___ ENTRIES SHOWN
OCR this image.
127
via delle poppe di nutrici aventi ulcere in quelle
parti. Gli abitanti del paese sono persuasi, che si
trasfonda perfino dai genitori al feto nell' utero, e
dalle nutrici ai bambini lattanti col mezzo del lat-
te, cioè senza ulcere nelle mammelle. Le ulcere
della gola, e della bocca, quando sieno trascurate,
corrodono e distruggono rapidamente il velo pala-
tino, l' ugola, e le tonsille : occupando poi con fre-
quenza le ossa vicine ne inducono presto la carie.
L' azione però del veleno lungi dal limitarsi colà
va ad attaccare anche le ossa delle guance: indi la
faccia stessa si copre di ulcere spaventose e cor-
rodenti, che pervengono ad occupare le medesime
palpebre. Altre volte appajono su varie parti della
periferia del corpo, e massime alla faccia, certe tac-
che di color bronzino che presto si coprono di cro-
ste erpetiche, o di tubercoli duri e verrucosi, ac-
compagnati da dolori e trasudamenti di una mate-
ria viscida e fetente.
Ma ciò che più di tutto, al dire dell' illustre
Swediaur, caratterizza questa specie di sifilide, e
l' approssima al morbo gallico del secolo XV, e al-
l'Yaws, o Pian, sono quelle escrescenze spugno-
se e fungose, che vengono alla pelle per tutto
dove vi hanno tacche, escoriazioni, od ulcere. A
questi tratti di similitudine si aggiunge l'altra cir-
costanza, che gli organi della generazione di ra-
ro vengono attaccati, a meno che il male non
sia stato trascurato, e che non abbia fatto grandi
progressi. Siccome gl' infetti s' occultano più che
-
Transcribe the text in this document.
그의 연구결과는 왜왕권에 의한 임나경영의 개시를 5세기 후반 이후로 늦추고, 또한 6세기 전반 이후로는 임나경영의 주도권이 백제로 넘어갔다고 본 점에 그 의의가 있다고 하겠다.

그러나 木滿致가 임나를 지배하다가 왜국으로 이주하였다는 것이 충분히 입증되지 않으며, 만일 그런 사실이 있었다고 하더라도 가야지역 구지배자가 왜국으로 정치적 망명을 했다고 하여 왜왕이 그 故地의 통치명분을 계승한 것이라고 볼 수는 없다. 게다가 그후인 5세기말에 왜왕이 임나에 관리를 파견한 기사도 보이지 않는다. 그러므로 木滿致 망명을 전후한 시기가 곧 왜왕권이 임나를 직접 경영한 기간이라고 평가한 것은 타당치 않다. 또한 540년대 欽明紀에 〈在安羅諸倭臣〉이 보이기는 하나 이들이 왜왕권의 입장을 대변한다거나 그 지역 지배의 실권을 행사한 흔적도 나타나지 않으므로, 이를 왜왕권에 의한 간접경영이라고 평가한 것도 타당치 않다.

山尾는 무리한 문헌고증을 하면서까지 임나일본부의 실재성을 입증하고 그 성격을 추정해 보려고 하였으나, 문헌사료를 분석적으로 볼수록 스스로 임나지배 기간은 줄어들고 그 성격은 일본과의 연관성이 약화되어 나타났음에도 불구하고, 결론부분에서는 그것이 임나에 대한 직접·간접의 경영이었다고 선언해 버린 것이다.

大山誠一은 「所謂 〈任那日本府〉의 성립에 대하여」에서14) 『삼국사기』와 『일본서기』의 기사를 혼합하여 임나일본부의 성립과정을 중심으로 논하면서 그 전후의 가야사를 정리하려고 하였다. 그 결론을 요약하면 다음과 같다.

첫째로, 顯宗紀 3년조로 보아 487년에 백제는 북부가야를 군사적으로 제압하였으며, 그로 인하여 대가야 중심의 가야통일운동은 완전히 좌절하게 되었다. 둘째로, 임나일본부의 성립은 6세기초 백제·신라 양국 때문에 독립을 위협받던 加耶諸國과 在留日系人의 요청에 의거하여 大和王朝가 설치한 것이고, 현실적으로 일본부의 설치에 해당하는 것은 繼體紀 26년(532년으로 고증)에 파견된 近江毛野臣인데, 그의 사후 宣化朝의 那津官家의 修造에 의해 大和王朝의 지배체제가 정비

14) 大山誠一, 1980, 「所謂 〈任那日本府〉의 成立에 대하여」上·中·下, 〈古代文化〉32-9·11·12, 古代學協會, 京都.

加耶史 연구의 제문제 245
______
> _TO BE DONE_: Scan the material above for the word "delle". Copy each line where it occurs.

> _ANSWER TO THE EXERCISE_:
via delle poppe di nutrici aventi ulcere in quelle
va ad attaccare anche le ossa delle guance: indi la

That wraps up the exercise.